## Given records

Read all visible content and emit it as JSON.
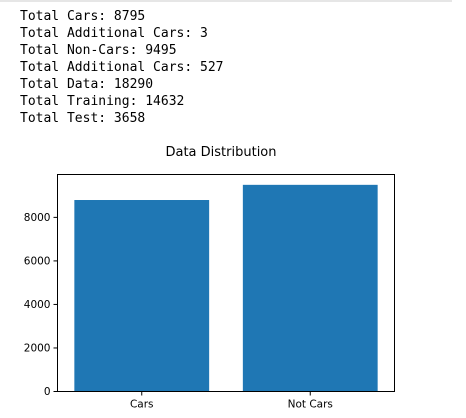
{
  "output_lines": [
    "Total Cars: 8795",
    "Total Additional Cars: 3",
    "Total Non-Cars: 9495",
    "Total Additional Cars: 527",
    "Total Data: 18290",
    "Total Training: 14632",
    "Total Test: 3658"
  ],
  "chart_data": {
    "type": "bar",
    "title": "Data Distribution",
    "categories": [
      "Cars",
      "Not Cars"
    ],
    "values": [
      8798,
      9495
    ],
    "xlabel": "",
    "ylabel": "",
    "ylim": [
      0,
      9970
    ],
    "yticks": [
      0,
      2000,
      4000,
      6000,
      8000
    ],
    "ytick_labels": [
      "0",
      "2000",
      "4000",
      "6000",
      "8000"
    ],
    "grid": false,
    "colors": {
      "bar": "#1f77b4",
      "axes": "#000000",
      "text": "#000000"
    }
  }
}
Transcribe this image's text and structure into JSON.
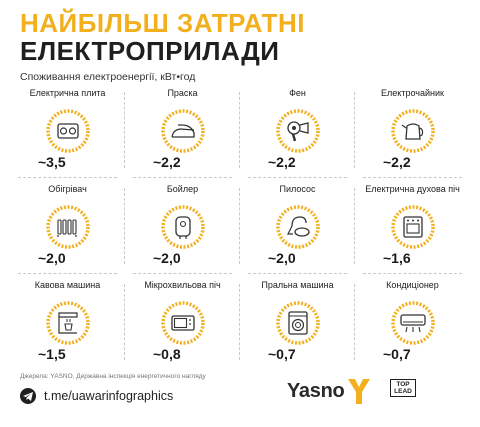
{
  "header": {
    "title_line1": "НАЙБІЛЬШ ЗАТРАТНІ",
    "title_line2": "ЕЛЕКТРОПРИЛАДИ",
    "subtitle": "Споживання електроенергії, кВт•год"
  },
  "colors": {
    "accent": "#f2b01e",
    "text": "#1f1f1f",
    "divider": "#c9c9c9"
  },
  "appliances": [
    {
      "name": "Електрична плита",
      "value": "~3,5",
      "icon": "electric-stove-icon"
    },
    {
      "name": "Праска",
      "value": "~2,2",
      "icon": "iron-icon"
    },
    {
      "name": "Фен",
      "value": "~2,2",
      "icon": "hair-dryer-icon"
    },
    {
      "name": "Електрочайник",
      "value": "~2,2",
      "icon": "kettle-icon"
    },
    {
      "name": "Обігрівач",
      "value": "~2,0",
      "icon": "heater-icon"
    },
    {
      "name": "Бойлер",
      "value": "~2,0",
      "icon": "boiler-icon"
    },
    {
      "name": "Пилосос",
      "value": "~2,0",
      "icon": "vacuum-icon"
    },
    {
      "name": "Електрична духова піч",
      "value": "~1,6",
      "icon": "oven-icon"
    },
    {
      "name": "Кавова машина",
      "value": "~1,5",
      "icon": "coffee-machine-icon"
    },
    {
      "name": "Мікрохвильова піч",
      "value": "~0,8",
      "icon": "microwave-icon"
    },
    {
      "name": "Пральна машина",
      "value": "~0,7",
      "icon": "washing-machine-icon"
    },
    {
      "name": "Кондиціонер",
      "value": "~0,7",
      "icon": "air-conditioner-icon"
    }
  ],
  "footer": {
    "source": "Джерела: YASNO, Державна інспекція енергетичного нагляду",
    "telegram": "t.me/uawarinfographics",
    "brand": "Yasno",
    "partner": "TOP LEAD"
  }
}
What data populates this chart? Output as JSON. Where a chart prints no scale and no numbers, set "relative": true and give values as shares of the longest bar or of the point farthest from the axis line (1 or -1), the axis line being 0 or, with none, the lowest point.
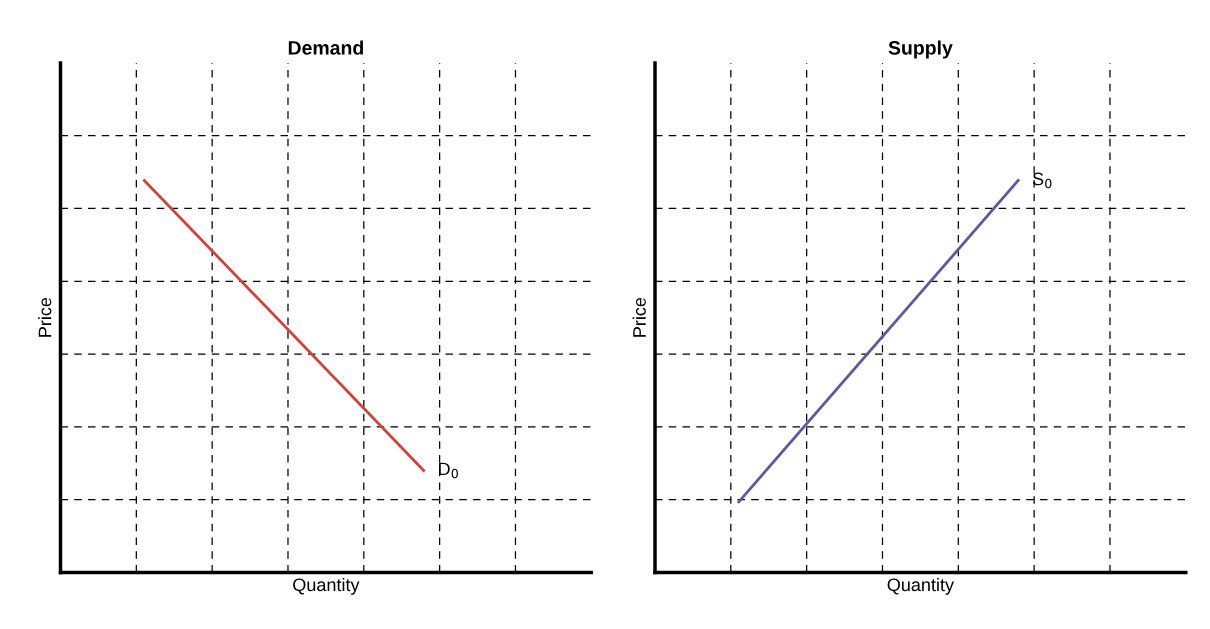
{
  "chart_data": [
    {
      "type": "line",
      "title": "Demand",
      "xlabel": "Quantity",
      "ylabel": "Price",
      "relative": true,
      "tick_labels": false,
      "grid": true,
      "legend": false,
      "marker": "none",
      "line_style": "solid",
      "categories": [
        null,
        null
      ],
      "series": [
        {
          "name": "D$_{0}$",
          "color": "#c8463c",
          "values": [
            1,
            0.26
          ]
        }
      ]
    },
    {
      "type": "line",
      "title": "Supply",
      "xlabel": "Quantity",
      "ylabel": "Price",
      "relative": true,
      "tick_labels": false,
      "grid": true,
      "legend": false,
      "marker": "none",
      "line_style": "solid",
      "categories": [
        null,
        null
      ],
      "series": [
        {
          "name": "S$_{0}$",
          "color": "#5a5aa0",
          "values": [
            0.18,
            1
          ]
        }
      ]
    }
  ]
}
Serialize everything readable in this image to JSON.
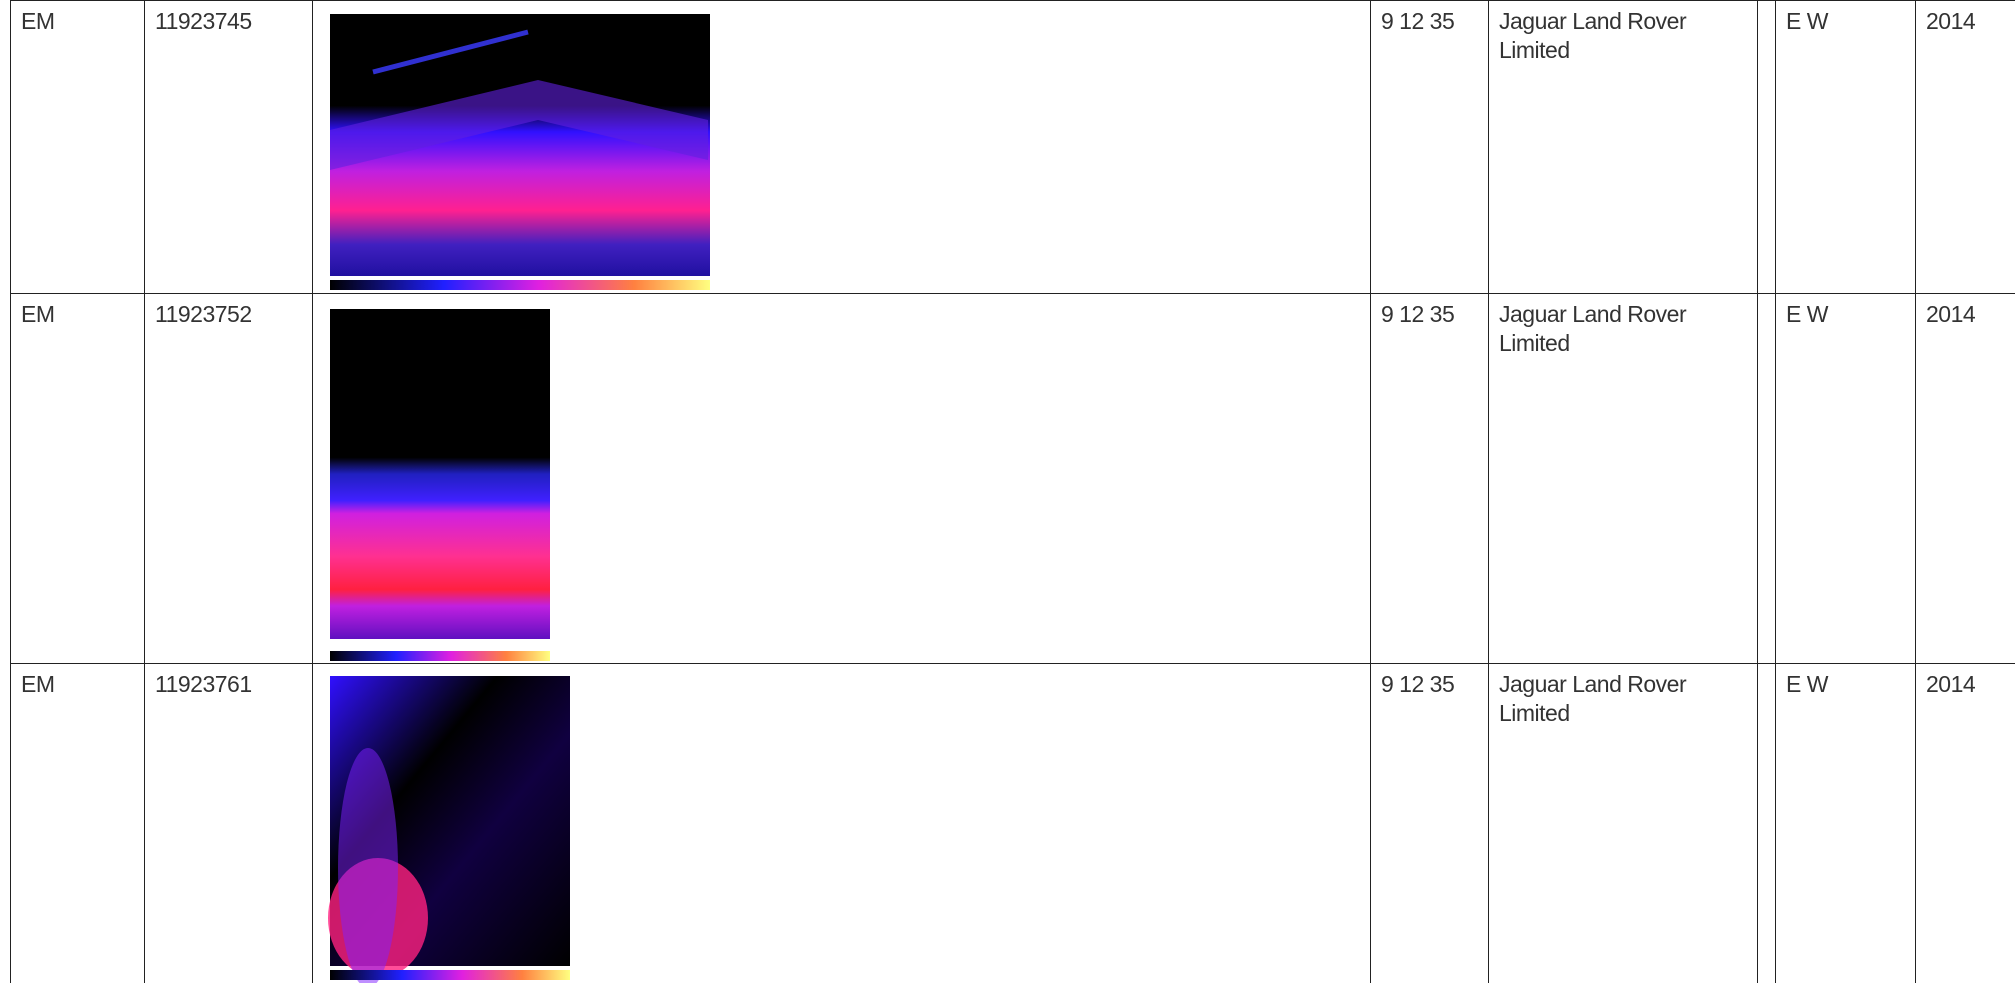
{
  "table": {
    "rows": [
      [
        "EM",
        "11923745",
        "9 12 35",
        "Jaguar Land Rover Limited",
        "E W",
        "2014"
      ],
      [
        "EM",
        "11923752",
        "9 12 35",
        "Jaguar Land Rover Limited",
        "E W",
        "2014"
      ],
      [
        "EM",
        "11923761",
        "9 12 35",
        "Jaguar Land Rover Limited",
        "E W",
        "2014"
      ]
    ]
  }
}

## What you need to do
Reproduce the records verbatim, omitting all images they contain.

## Solved exercise
Read all visible content and emit it as JSON.
{
  "output_lines": [
    "Total Cars: 8795",
    "Total Additional Cars: 3",
    "Total Non-Cars: 9495",
    "Total Additional Cars: 527",
    "Total Data: 18290",
    "Total Training: 14632",
    "Total Test: 3658"
  ],
  "chart_data": {
    "type": "bar",
    "title": "Data Distribution",
    "categories": [
      "Cars",
      "Not Cars"
    ],
    "values": [
      8798,
      9495
    ],
    "xlabel": "",
    "ylabel": "",
    "ylim": [
      0,
      9970
    ],
    "yticks": [
      0,
      2000,
      4000,
      6000,
      8000
    ],
    "ytick_labels": [
      "0",
      "2000",
      "4000",
      "6000",
      "8000"
    ],
    "grid": false,
    "colors": {
      "bar": "#1f77b4",
      "axes": "#000000",
      "text": "#000000"
    }
  }
}
Transcribe this image's text and structure into JSON.
{
  "header": {
    "title_line1": "НАЙБІЛЬШ ЗАТРАТНІ",
    "title_line2": "ЕЛЕКТРОПРИЛАДИ",
    "subtitle": "Споживання електроенергії, кВт•год"
  },
  "colors": {
    "accent": "#f2b01e",
    "text": "#1f1f1f",
    "divider": "#c9c9c9"
  },
  "appliances": [
    {
      "name": "Електрична плита",
      "value": "~3,5",
      "icon": "electric-stove-icon"
    },
    {
      "name": "Праска",
      "value": "~2,2",
      "icon": "iron-icon"
    },
    {
      "name": "Фен",
      "value": "~2,2",
      "icon": "hair-dryer-icon"
    },
    {
      "name": "Електрочайник",
      "value": "~2,2",
      "icon": "kettle-icon"
    },
    {
      "name": "Обігрівач",
      "value": "~2,0",
      "icon": "heater-icon"
    },
    {
      "name": "Бойлер",
      "value": "~2,0",
      "icon": "boiler-icon"
    },
    {
      "name": "Пилосос",
      "value": "~2,0",
      "icon": "vacuum-icon"
    },
    {
      "name": "Електрична духова піч",
      "value": "~1,6",
      "icon": "oven-icon"
    },
    {
      "name": "Кавова машина",
      "value": "~1,5",
      "icon": "coffee-machine-icon"
    },
    {
      "name": "Мікрохвильова піч",
      "value": "~0,8",
      "icon": "microwave-icon"
    },
    {
      "name": "Пральна машина",
      "value": "~0,7",
      "icon": "washing-machine-icon"
    },
    {
      "name": "Кондиціонер",
      "value": "~0,7",
      "icon": "air-conditioner-icon"
    }
  ],
  "footer": {
    "source": "Джерела: YASNO, Державна інспекція енергетичного нагляду",
    "telegram": "t.me/uawarinfographics",
    "brand": "Yasno",
    "partner": "TOP LEAD"
  }
}
What data populates this chart? Output as JSON. Where a chart prints no scale and no numbers, set "relative": true and give values as shares of the longest bar or of the point farthest from the axis line (1 or -1), the axis line being 0 or, with none, the lowest point.
{
  "chart_data": [
    {
      "type": "line",
      "title": "Demand",
      "xlabel": "Quantity",
      "ylabel": "Price",
      "relative": true,
      "tick_labels": false,
      "grid": true,
      "legend": false,
      "marker": "none",
      "line_style": "solid",
      "categories": [
        null,
        null
      ],
      "series": [
        {
          "name": "D$_{0}$",
          "color": "#c8463c",
          "values": [
            1,
            0.26
          ]
        }
      ]
    },
    {
      "type": "line",
      "title": "Supply",
      "xlabel": "Quantity",
      "ylabel": "Price",
      "relative": true,
      "tick_labels": false,
      "grid": true,
      "legend": false,
      "marker": "none",
      "line_style": "solid",
      "categories": [
        null,
        null
      ],
      "series": [
        {
          "name": "S$_{0}$",
          "color": "#5a5aa0",
          "values": [
            0.18,
            1
          ]
        }
      ]
    }
  ]
}
Serialize everything readable in this image to JSON.
{
  "table": {
    "rows": [
      [
        "EM",
        "11923745",
        "9 12 35",
        "Jaguar Land Rover Limited",
        "E W",
        "2014"
      ],
      [
        "EM",
        "11923752",
        "9 12 35",
        "Jaguar Land Rover Limited",
        "E W",
        "2014"
      ],
      [
        "EM",
        "11923761",
        "9 12 35",
        "Jaguar Land Rover Limited",
        "E W",
        "2014"
      ]
    ]
  }
}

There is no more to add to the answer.